▶ **Data to process**
====================

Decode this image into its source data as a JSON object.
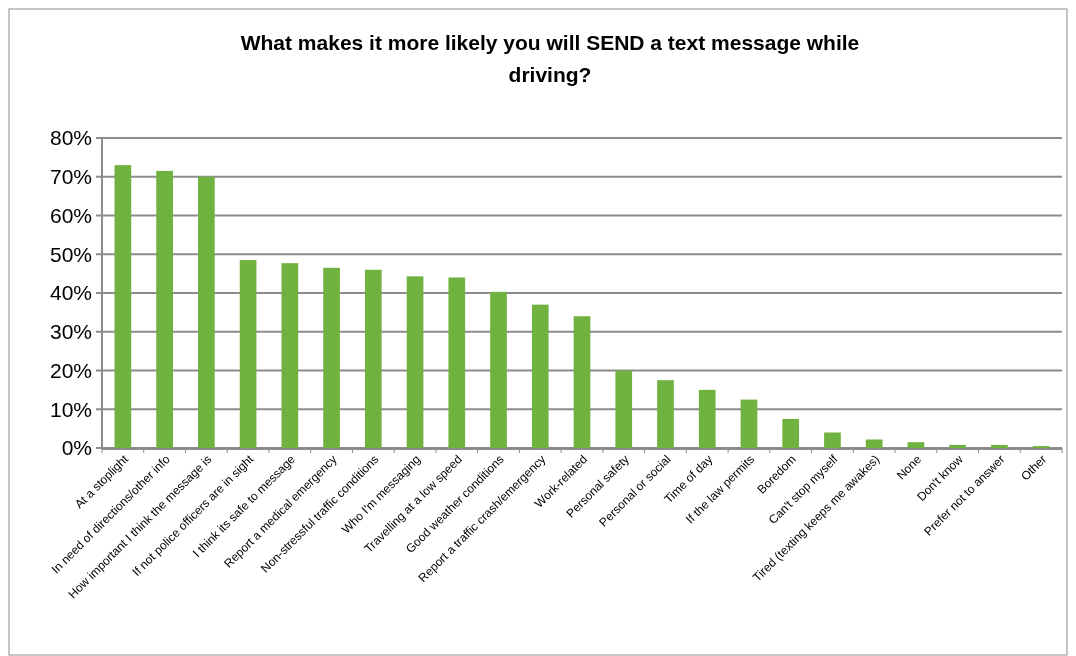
{
  "chart_data": {
    "type": "bar",
    "title": "What makes it more likely you will SEND a text message while driving?",
    "categories": [
      "At a stoplight",
      "In need of directions/other info",
      "How important I think the message is",
      "If not police officers are in sight",
      "I think its safe to message",
      "Report a medical emergency",
      "Non-stressful traffic conditions",
      "Who I'm messaging",
      "Travelling at a low speed",
      "Good weather conditions",
      "Report a traffic crash/emergency",
      "Work-related",
      "Personal safety",
      "Personal or social",
      "Time of day",
      "If the law permits",
      "Boredom",
      "Can't stop myself",
      "Tired (texting keeps me awakes)",
      "None",
      "Don't know",
      "Prefer not to answer",
      "Other"
    ],
    "values": [
      73,
      71.5,
      70,
      48.5,
      47.7,
      46.5,
      46,
      44.3,
      44,
      40.3,
      37,
      34,
      20,
      17.5,
      15,
      12.5,
      7.5,
      4,
      2.2,
      1.5,
      0.8,
      0.8,
      0.5
    ],
    "color": "#70b23f",
    "ylim": [
      0,
      80
    ],
    "yticks": [
      {
        "value": 0,
        "label": "0%"
      },
      {
        "value": 10,
        "label": "10%"
      },
      {
        "value": 20,
        "label": "20%"
      },
      {
        "value": 30,
        "label": "30%"
      },
      {
        "value": 40,
        "label": "40%"
      },
      {
        "value": 50,
        "label": "50%"
      },
      {
        "value": 60,
        "label": "60%"
      },
      {
        "value": 70,
        "label": "70%"
      },
      {
        "value": 80,
        "label": "80%"
      }
    ],
    "grid": "y"
  }
}
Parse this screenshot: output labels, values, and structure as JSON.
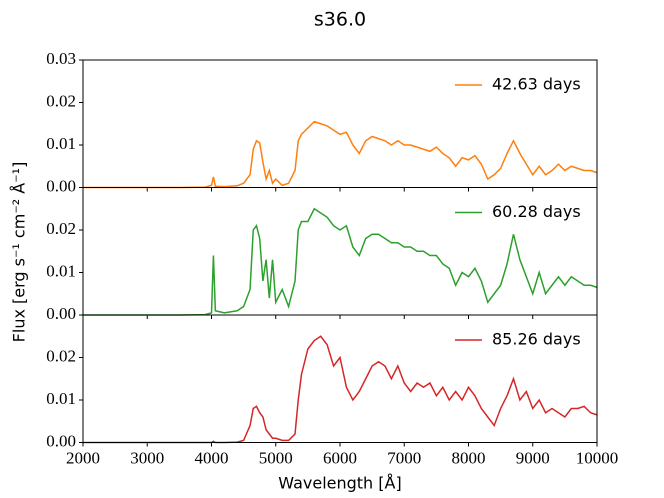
{
  "title": "s36.0",
  "xlabel": "Wavelength [Å]",
  "ylabel": "Flux [erg s⁻¹ cm⁻² Å⁻¹]",
  "chart_data": [
    {
      "type": "line",
      "xlim": [
        2000,
        10000
      ],
      "ylim": [
        0,
        0.03
      ],
      "yticks": [
        {
          "value": 0,
          "label": "0.00"
        },
        {
          "value": 0.01,
          "label": "0.01"
        },
        {
          "value": 0.02,
          "label": "0.02"
        },
        {
          "value": 0.03,
          "label": "0.03"
        }
      ],
      "x": [
        2000,
        2500,
        3000,
        3500,
        3900,
        4000,
        4030,
        4060,
        4200,
        4400,
        4500,
        4600,
        4650,
        4700,
        4750,
        4800,
        4850,
        4900,
        4950,
        5000,
        5100,
        5200,
        5300,
        5350,
        5400,
        5500,
        5600,
        5700,
        5800,
        5900,
        6000,
        6100,
        6200,
        6300,
        6400,
        6500,
        6600,
        6700,
        6800,
        6900,
        7000,
        7100,
        7200,
        7300,
        7400,
        7500,
        7600,
        7700,
        7800,
        7900,
        8000,
        8100,
        8200,
        8300,
        8400,
        8500,
        8600,
        8700,
        8800,
        8900,
        9000,
        9100,
        9200,
        9300,
        9400,
        9500,
        9600,
        9700,
        9800,
        9900,
        10000
      ],
      "series": [
        {
          "name": "42.63 days",
          "color": "#ff7f0e",
          "values": [
            0,
            0,
            0,
            0,
            0.0001,
            0.0005,
            0.0025,
            0.0003,
            0.0002,
            0.0004,
            0.001,
            0.003,
            0.009,
            0.011,
            0.0105,
            0.006,
            0.002,
            0.004,
            0.001,
            0.002,
            0.0005,
            0.001,
            0.004,
            0.011,
            0.0125,
            0.014,
            0.0155,
            0.015,
            0.0145,
            0.0135,
            0.0125,
            0.013,
            0.01,
            0.008,
            0.011,
            0.012,
            0.0115,
            0.011,
            0.01,
            0.011,
            0.01,
            0.01,
            0.0095,
            0.009,
            0.0085,
            0.0095,
            0.008,
            0.007,
            0.005,
            0.007,
            0.0065,
            0.0075,
            0.0055,
            0.002,
            0.003,
            0.0045,
            0.008,
            0.011,
            0.008,
            0.0055,
            0.003,
            0.005,
            0.003,
            0.004,
            0.0055,
            0.004,
            0.005,
            0.0045,
            0.004,
            0.004,
            0.0035
          ]
        }
      ]
    },
    {
      "type": "line",
      "xlim": [
        2000,
        10000
      ],
      "ylim": [
        0,
        0.03
      ],
      "yticks": [
        {
          "value": 0,
          "label": "0.00"
        },
        {
          "value": 0.01,
          "label": "0.01"
        },
        {
          "value": 0.02,
          "label": "0.02"
        }
      ],
      "x": [
        2000,
        2500,
        3000,
        3500,
        3900,
        4000,
        4030,
        4060,
        4200,
        4400,
        4500,
        4600,
        4650,
        4700,
        4750,
        4800,
        4850,
        4900,
        4950,
        5000,
        5100,
        5200,
        5300,
        5350,
        5400,
        5500,
        5600,
        5700,
        5800,
        5900,
        6000,
        6100,
        6200,
        6300,
        6400,
        6500,
        6600,
        6700,
        6800,
        6900,
        7000,
        7100,
        7200,
        7300,
        7400,
        7500,
        7600,
        7700,
        7800,
        7900,
        8000,
        8100,
        8200,
        8300,
        8400,
        8500,
        8600,
        8700,
        8800,
        8900,
        9000,
        9100,
        9200,
        9300,
        9400,
        9500,
        9600,
        9700,
        9800,
        9900,
        10000
      ],
      "series": [
        {
          "name": "60.28 days",
          "color": "#2ca02c",
          "values": [
            0,
            0,
            0,
            0,
            0.0001,
            0.0005,
            0.014,
            0.001,
            0.0005,
            0.001,
            0.002,
            0.006,
            0.02,
            0.021,
            0.018,
            0.008,
            0.013,
            0.004,
            0.013,
            0.003,
            0.006,
            0.002,
            0.008,
            0.02,
            0.022,
            0.022,
            0.025,
            0.024,
            0.023,
            0.021,
            0.02,
            0.021,
            0.016,
            0.014,
            0.018,
            0.019,
            0.019,
            0.018,
            0.017,
            0.017,
            0.016,
            0.016,
            0.015,
            0.015,
            0.014,
            0.014,
            0.012,
            0.011,
            0.007,
            0.01,
            0.009,
            0.011,
            0.008,
            0.003,
            0.005,
            0.007,
            0.012,
            0.019,
            0.013,
            0.009,
            0.005,
            0.01,
            0.005,
            0.007,
            0.009,
            0.007,
            0.009,
            0.008,
            0.007,
            0.007,
            0.0065
          ]
        }
      ]
    },
    {
      "type": "line",
      "xlim": [
        2000,
        10000
      ],
      "ylim": [
        0,
        0.03
      ],
      "yticks": [
        {
          "value": 0,
          "label": "0.00"
        },
        {
          "value": 0.01,
          "label": "0.01"
        },
        {
          "value": 0.02,
          "label": "0.02"
        }
      ],
      "xticks": [
        2000,
        3000,
        4000,
        5000,
        6000,
        7000,
        8000,
        9000,
        10000
      ],
      "x": [
        2000,
        2500,
        3000,
        3500,
        3900,
        4000,
        4030,
        4060,
        4200,
        4400,
        4500,
        4600,
        4650,
        4700,
        4750,
        4800,
        4850,
        4900,
        4950,
        5000,
        5100,
        5200,
        5300,
        5350,
        5400,
        5500,
        5600,
        5700,
        5800,
        5900,
        6000,
        6100,
        6200,
        6300,
        6400,
        6500,
        6600,
        6700,
        6800,
        6900,
        7000,
        7100,
        7200,
        7300,
        7400,
        7500,
        7600,
        7700,
        7800,
        7900,
        8000,
        8100,
        8200,
        8300,
        8400,
        8500,
        8600,
        8700,
        8800,
        8900,
        9000,
        9100,
        9200,
        9300,
        9400,
        9500,
        9600,
        9700,
        9800,
        9900,
        10000
      ],
      "series": [
        {
          "name": "85.26 days",
          "color": "#d62728",
          "values": [
            0,
            0,
            0,
            0,
            0,
            0,
            0.0003,
            0,
            0,
            0.0001,
            0.0005,
            0.004,
            0.008,
            0.0085,
            0.007,
            0.006,
            0.003,
            0.002,
            0.001,
            0.001,
            0.0005,
            0.0005,
            0.002,
            0.01,
            0.016,
            0.022,
            0.024,
            0.025,
            0.023,
            0.018,
            0.02,
            0.013,
            0.01,
            0.012,
            0.015,
            0.018,
            0.019,
            0.018,
            0.015,
            0.018,
            0.014,
            0.012,
            0.014,
            0.013,
            0.014,
            0.011,
            0.013,
            0.01,
            0.012,
            0.01,
            0.013,
            0.011,
            0.008,
            0.006,
            0.004,
            0.008,
            0.011,
            0.015,
            0.01,
            0.012,
            0.008,
            0.01,
            0.007,
            0.008,
            0.007,
            0.006,
            0.008,
            0.008,
            0.0085,
            0.007,
            0.0065
          ]
        }
      ]
    }
  ]
}
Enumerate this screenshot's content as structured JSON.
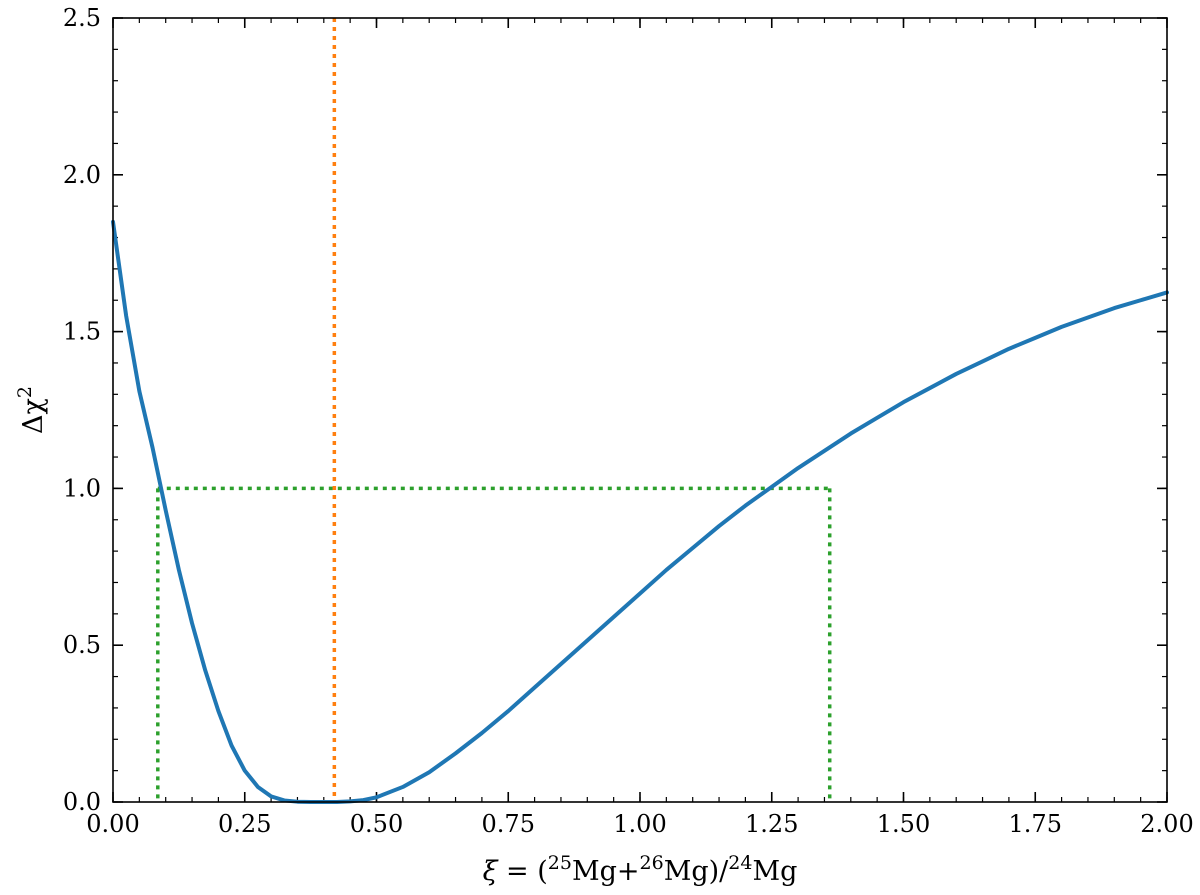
{
  "chart_data": {
    "type": "line",
    "xlim": [
      0.0,
      2.0
    ],
    "ylim": [
      0.0,
      2.5
    ],
    "xlabel": {
      "lhs": "ξ",
      "eq": " = (",
      "i1": "25",
      "t1": "Mg+",
      "i2": "26",
      "t2": "Mg)/",
      "i3": "24",
      "t3": "Mg"
    },
    "ylabel": {
      "base": "Δχ",
      "sup": "2"
    },
    "x_ticks": [
      0.0,
      0.25,
      0.5,
      0.75,
      1.0,
      1.25,
      1.5,
      1.75,
      2.0
    ],
    "x_tick_labels": [
      "0.00",
      "0.25",
      "0.50",
      "0.75",
      "1.00",
      "1.25",
      "1.50",
      "1.75",
      "2.00"
    ],
    "y_ticks": [
      0.0,
      0.5,
      1.0,
      1.5,
      2.0,
      2.5
    ],
    "y_tick_labels": [
      "0.0",
      "0.5",
      "1.0",
      "1.5",
      "2.0",
      "2.5"
    ],
    "x_minor_step": 0.05,
    "y_minor_step": 0.1,
    "grid": false,
    "series": [
      {
        "color": "#1f77b4",
        "style": "solid",
        "x": [
          0.0,
          0.025,
          0.05,
          0.075,
          0.1,
          0.125,
          0.15,
          0.175,
          0.2,
          0.225,
          0.25,
          0.275,
          0.3,
          0.325,
          0.35,
          0.375,
          0.4,
          0.425,
          0.45,
          0.475,
          0.5,
          0.55,
          0.6,
          0.65,
          0.7,
          0.75,
          0.8,
          0.85,
          0.9,
          0.95,
          1.0,
          1.05,
          1.1,
          1.15,
          1.2,
          1.25,
          1.3,
          1.35,
          1.4,
          1.45,
          1.5,
          1.55,
          1.6,
          1.65,
          1.7,
          1.75,
          1.8,
          1.85,
          1.9,
          1.95,
          2.0
        ],
        "y": [
          1.85,
          1.55,
          1.31,
          1.13,
          0.93,
          0.74,
          0.57,
          0.42,
          0.29,
          0.18,
          0.1,
          0.048,
          0.018,
          0.005,
          0.001,
          0.0,
          0.0,
          0.0,
          0.002,
          0.006,
          0.015,
          0.048,
          0.095,
          0.155,
          0.22,
          0.29,
          0.365,
          0.44,
          0.515,
          0.59,
          0.665,
          0.74,
          0.81,
          0.88,
          0.945,
          1.005,
          1.065,
          1.12,
          1.175,
          1.225,
          1.275,
          1.32,
          1.365,
          1.405,
          1.445,
          1.48,
          1.515,
          1.545,
          1.575,
          1.6,
          1.625
        ]
      }
    ],
    "best_fit_line": {
      "x": 0.42,
      "color": "#ff7f0e",
      "style": "dotted"
    },
    "interval_lines": {
      "level": 1.0,
      "x_low": 0.085,
      "x_high": 1.36,
      "color": "#2ca02c",
      "style": "dotted"
    }
  }
}
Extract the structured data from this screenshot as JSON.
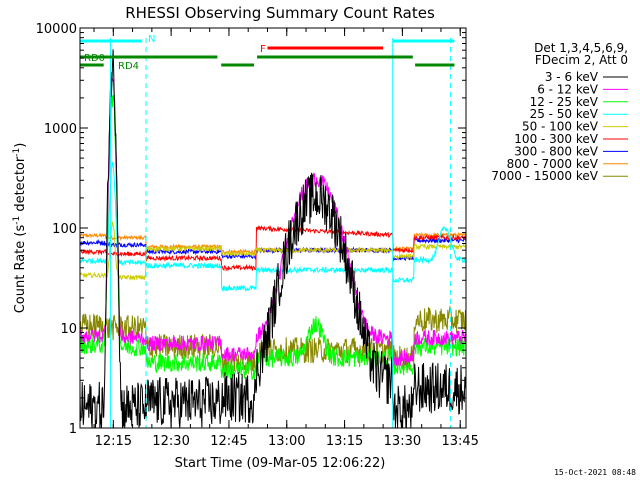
{
  "chart_data": {
    "type": "line",
    "title": "RHESSI Observing Summary Count Rates",
    "xlabel": "Start Time (09-Mar-05 12:06:22)",
    "ylabel": "Count Rate (s",
    "ylabel_sup": "-1",
    "ylabel_rest": " detector",
    "ylabel_sup2": "-1",
    "ylabel_end": ")",
    "yscale": "log",
    "ylim": [
      1,
      10000
    ],
    "xlim": [
      12.106,
      13.775
    ],
    "x_ticks": [
      "12:15",
      "12:30",
      "12:45",
      "13:00",
      "13:15",
      "13:30",
      "13:45"
    ],
    "y_ticks": [
      "1",
      "10",
      "100",
      "1000",
      "10000"
    ],
    "legend": {
      "position": "right",
      "header": [
        "Det 1,3,4,5,6,9,",
        "FDecim 2, Att 0"
      ]
    },
    "series": [
      {
        "name": "3 - 6 keV",
        "color": "#000000"
      },
      {
        "name": "6 - 12 keV",
        "color": "#ff00ff"
      },
      {
        "name": "12 - 25 keV",
        "color": "#00ff00"
      },
      {
        "name": "25 - 50 keV",
        "color": "#00ffff"
      },
      {
        "name": "50 - 100 keV",
        "color": "#cccc00"
      },
      {
        "name": "100 - 300 keV",
        "color": "#ff0000"
      },
      {
        "name": "300 - 800 keV",
        "color": "#0000ff"
      },
      {
        "name": "800 - 7000 keV",
        "color": "#ff8800"
      },
      {
        "name": "7000 - 15000 keV",
        "color": "#888800"
      }
    ],
    "flags": [
      {
        "label": "N",
        "color": "#00ffff"
      },
      {
        "label": "RD0",
        "color": "#008800"
      },
      {
        "label": "RD4",
        "color": "#008800"
      },
      {
        "label": "F",
        "color": "#ff0000"
      }
    ],
    "timestamp": "15-Oct-2021 08:48"
  }
}
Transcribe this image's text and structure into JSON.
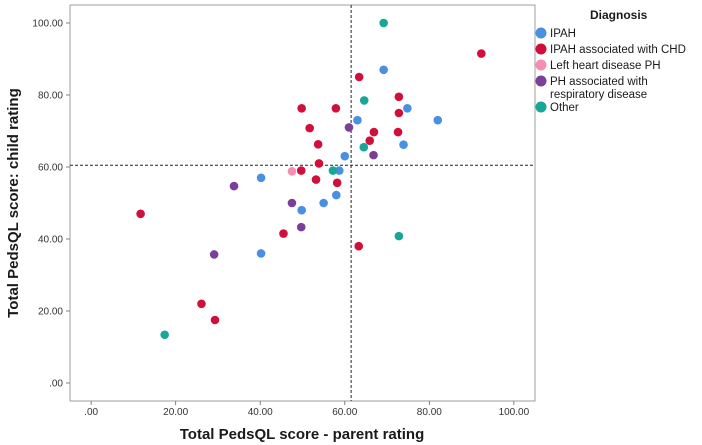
{
  "chart_data": {
    "type": "scatter",
    "xlabel": "Total PedsQL score - parent rating",
    "ylabel": "Total PedsQL score: child rating",
    "xlim": [
      -5,
      105
    ],
    "ylim": [
      -5,
      105
    ],
    "x_ticks": [
      ".00",
      "20.00",
      "40.00",
      "60.00",
      "80.00",
      "100.00"
    ],
    "y_ticks": [
      ".00",
      "20.00",
      "40.00",
      "60.00",
      "80.00",
      "100.00"
    ],
    "reference_lines": {
      "x": 61.5,
      "y": 60.5
    },
    "legend": {
      "title": "Diagnosis",
      "position": "top-right"
    },
    "series": [
      {
        "name": "IPAH",
        "color": "#4a90e2",
        "points": [
          [
            69.2,
            87.0
          ],
          [
            82.0,
            73.0
          ],
          [
            74.8,
            76.3
          ],
          [
            73.9,
            66.2
          ],
          [
            63.0,
            73.0
          ],
          [
            60.0,
            63.0
          ],
          [
            58.7,
            59.0
          ],
          [
            40.2,
            57.0
          ],
          [
            58.0,
            52.2
          ],
          [
            55.0,
            50.0
          ],
          [
            49.8,
            48.0
          ],
          [
            40.2,
            36.0
          ]
        ]
      },
      {
        "name": "IPAH associated with CHD",
        "color": "#d0103a",
        "points": [
          [
            92.3,
            91.5
          ],
          [
            63.4,
            85.0
          ],
          [
            72.8,
            79.5
          ],
          [
            49.8,
            76.3
          ],
          [
            57.9,
            76.3
          ],
          [
            72.8,
            75.0
          ],
          [
            51.7,
            70.8
          ],
          [
            66.9,
            69.7
          ],
          [
            72.6,
            69.7
          ],
          [
            65.9,
            67.3
          ],
          [
            53.7,
            66.3
          ],
          [
            53.9,
            61.0
          ],
          [
            49.7,
            59.0
          ],
          [
            53.2,
            56.5
          ],
          [
            58.2,
            55.6
          ],
          [
            11.7,
            47.0
          ],
          [
            45.5,
            41.5
          ],
          [
            63.3,
            38.0
          ],
          [
            26.1,
            22.0
          ],
          [
            29.3,
            17.5
          ]
        ]
      },
      {
        "name": "Left heart disease PH",
        "color": "#f48fb1",
        "points": [
          [
            47.5,
            58.8
          ]
        ]
      },
      {
        "name": "PH associated with respiratory disease",
        "color": "#7b3f98",
        "points": [
          [
            61.0,
            71.0
          ],
          [
            66.8,
            63.3
          ],
          [
            33.8,
            54.7
          ],
          [
            47.5,
            50.0
          ],
          [
            49.7,
            43.3
          ],
          [
            29.1,
            35.7
          ]
        ]
      },
      {
        "name": "Other",
        "color": "#17a697",
        "points": [
          [
            69.2,
            100.0
          ],
          [
            64.6,
            78.5
          ],
          [
            64.5,
            65.5
          ],
          [
            57.2,
            59.0
          ],
          [
            72.8,
            40.8
          ],
          [
            17.4,
            13.4
          ]
        ]
      }
    ]
  }
}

====================

▶ **Exercise details**
Which lines of the data include "associated"? Copy each of them.

▶ **Task response**
        "name": "IPAH associated with CHD",
        "name": "PH associated with respiratory disease",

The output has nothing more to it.